───── GIVEN RECORDS ─────

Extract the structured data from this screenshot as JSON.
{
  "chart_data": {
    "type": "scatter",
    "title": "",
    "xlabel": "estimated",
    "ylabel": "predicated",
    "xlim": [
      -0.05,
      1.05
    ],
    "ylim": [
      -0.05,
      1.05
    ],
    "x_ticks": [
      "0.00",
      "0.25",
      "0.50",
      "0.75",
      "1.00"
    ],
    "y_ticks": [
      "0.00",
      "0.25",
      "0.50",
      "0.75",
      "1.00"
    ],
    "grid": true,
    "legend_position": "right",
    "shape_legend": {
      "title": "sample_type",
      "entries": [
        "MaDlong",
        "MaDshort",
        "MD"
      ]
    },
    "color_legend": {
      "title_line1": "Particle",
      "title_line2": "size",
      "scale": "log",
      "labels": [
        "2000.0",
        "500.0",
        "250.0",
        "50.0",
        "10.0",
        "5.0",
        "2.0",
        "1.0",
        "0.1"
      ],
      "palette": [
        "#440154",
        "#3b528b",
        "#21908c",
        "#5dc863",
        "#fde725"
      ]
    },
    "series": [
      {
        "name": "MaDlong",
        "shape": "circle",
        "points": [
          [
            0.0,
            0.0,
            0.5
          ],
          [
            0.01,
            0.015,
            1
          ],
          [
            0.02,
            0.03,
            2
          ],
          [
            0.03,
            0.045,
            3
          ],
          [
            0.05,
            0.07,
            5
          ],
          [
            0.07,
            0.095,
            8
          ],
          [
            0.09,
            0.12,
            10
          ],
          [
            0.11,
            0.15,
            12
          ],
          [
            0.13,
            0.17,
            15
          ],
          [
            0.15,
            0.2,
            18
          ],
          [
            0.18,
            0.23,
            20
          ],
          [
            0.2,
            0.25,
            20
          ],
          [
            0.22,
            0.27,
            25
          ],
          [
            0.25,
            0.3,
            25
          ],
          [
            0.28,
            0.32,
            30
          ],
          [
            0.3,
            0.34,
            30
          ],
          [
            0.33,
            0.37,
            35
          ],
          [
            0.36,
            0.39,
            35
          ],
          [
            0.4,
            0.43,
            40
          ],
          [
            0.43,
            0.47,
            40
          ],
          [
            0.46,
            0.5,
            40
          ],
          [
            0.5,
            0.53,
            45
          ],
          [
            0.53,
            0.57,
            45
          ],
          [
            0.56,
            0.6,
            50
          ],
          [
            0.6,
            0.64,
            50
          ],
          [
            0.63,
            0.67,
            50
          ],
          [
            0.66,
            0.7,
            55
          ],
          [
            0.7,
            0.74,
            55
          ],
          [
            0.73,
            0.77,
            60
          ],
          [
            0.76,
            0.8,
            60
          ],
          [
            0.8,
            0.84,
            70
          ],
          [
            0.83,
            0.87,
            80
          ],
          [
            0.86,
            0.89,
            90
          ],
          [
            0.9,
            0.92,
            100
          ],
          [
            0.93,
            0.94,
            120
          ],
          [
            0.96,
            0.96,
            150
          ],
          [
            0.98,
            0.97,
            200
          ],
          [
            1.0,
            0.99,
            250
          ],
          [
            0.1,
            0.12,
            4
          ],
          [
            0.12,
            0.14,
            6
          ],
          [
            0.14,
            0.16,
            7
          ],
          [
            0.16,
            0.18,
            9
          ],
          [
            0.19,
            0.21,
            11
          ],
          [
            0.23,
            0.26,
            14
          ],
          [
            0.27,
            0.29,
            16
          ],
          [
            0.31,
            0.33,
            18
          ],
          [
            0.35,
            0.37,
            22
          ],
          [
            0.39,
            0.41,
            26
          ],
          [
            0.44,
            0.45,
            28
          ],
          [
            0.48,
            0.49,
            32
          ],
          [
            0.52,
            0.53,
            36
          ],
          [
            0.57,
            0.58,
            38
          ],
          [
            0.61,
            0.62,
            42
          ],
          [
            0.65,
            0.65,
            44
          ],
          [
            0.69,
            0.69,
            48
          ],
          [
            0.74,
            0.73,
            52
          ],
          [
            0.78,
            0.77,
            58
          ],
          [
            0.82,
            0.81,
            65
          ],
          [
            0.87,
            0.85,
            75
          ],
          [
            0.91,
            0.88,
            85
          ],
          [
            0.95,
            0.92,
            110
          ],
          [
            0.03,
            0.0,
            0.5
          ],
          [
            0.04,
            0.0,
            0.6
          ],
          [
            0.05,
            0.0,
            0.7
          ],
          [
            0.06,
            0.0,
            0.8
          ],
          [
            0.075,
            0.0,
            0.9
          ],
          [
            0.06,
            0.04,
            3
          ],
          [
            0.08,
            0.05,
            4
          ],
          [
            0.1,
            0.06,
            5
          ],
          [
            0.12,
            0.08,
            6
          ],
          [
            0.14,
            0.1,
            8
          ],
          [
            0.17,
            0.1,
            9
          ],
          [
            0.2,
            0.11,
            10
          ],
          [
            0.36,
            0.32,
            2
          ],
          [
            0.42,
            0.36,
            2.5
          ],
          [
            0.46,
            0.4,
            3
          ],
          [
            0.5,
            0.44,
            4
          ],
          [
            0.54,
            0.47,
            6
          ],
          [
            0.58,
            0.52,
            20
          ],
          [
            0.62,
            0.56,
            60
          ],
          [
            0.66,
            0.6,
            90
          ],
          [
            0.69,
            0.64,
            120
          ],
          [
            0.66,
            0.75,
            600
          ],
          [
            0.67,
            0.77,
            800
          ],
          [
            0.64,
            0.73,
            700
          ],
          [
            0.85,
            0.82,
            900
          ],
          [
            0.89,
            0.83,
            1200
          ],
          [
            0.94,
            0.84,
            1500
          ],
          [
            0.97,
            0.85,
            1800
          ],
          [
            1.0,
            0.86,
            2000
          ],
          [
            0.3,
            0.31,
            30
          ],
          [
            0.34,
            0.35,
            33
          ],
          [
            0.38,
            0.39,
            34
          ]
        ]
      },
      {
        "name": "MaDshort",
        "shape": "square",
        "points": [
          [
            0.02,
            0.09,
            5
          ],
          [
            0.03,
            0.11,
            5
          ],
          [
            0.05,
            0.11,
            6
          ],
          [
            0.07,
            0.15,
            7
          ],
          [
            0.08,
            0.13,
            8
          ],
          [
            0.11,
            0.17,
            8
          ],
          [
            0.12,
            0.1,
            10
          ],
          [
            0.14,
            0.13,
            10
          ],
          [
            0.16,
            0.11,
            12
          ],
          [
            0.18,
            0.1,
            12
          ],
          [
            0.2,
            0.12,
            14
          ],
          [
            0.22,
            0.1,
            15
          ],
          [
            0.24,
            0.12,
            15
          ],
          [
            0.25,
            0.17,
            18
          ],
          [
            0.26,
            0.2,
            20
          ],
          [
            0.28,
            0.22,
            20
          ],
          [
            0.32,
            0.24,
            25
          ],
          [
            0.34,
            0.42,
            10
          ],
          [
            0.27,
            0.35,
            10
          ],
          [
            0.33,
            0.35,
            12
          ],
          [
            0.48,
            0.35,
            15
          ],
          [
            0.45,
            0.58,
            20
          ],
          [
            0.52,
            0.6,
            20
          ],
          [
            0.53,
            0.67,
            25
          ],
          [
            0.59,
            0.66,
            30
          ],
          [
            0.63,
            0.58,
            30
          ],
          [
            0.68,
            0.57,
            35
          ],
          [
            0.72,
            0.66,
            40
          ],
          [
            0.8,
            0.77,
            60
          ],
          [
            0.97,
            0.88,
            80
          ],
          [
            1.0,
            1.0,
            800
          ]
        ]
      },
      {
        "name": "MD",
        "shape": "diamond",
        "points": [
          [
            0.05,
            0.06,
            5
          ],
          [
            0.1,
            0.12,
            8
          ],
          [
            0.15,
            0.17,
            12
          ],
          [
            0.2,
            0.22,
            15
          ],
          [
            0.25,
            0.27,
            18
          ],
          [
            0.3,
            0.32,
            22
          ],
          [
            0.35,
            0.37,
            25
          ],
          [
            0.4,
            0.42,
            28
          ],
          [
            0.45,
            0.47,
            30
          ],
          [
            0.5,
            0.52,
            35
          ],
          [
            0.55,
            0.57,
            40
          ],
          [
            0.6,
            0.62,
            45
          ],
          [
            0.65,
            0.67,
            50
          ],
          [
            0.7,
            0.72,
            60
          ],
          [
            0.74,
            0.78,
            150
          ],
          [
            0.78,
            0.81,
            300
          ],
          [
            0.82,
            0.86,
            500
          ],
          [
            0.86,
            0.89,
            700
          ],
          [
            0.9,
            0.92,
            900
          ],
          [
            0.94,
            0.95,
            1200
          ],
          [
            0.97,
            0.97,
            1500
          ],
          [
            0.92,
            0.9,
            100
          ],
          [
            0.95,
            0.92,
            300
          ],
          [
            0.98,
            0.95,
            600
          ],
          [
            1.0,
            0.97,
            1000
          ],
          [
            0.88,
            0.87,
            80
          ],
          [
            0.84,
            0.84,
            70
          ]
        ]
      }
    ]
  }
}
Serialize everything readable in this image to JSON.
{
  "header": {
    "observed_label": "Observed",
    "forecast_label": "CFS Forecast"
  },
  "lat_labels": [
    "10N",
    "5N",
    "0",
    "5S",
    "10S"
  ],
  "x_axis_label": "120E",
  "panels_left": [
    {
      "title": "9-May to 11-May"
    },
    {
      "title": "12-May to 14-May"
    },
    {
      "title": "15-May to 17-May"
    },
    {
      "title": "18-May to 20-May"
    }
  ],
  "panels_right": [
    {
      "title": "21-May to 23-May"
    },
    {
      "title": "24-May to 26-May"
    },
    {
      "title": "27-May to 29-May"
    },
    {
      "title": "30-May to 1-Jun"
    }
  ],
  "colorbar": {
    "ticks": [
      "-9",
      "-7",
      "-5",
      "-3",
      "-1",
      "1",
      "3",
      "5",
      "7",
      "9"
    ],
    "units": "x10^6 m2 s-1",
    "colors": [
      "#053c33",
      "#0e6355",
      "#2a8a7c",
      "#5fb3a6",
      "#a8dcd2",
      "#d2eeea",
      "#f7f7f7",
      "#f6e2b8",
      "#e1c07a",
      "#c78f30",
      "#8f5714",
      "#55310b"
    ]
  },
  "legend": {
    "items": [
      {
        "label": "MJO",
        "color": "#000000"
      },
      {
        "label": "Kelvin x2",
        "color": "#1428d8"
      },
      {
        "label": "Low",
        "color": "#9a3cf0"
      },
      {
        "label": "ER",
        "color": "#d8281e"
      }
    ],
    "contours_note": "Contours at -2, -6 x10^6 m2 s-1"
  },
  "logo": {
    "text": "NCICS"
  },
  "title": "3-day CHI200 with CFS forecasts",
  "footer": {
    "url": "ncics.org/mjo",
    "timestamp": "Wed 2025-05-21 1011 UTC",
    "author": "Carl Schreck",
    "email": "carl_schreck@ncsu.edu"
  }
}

─────

▶ OBJECTIVE:
Which lines of the data above contain "this"? Copy each one.

▶ WRITTEN ANSWER:
Extract the structured data from this screenshot as JSON.
Serialize everything readable in this image to JSON.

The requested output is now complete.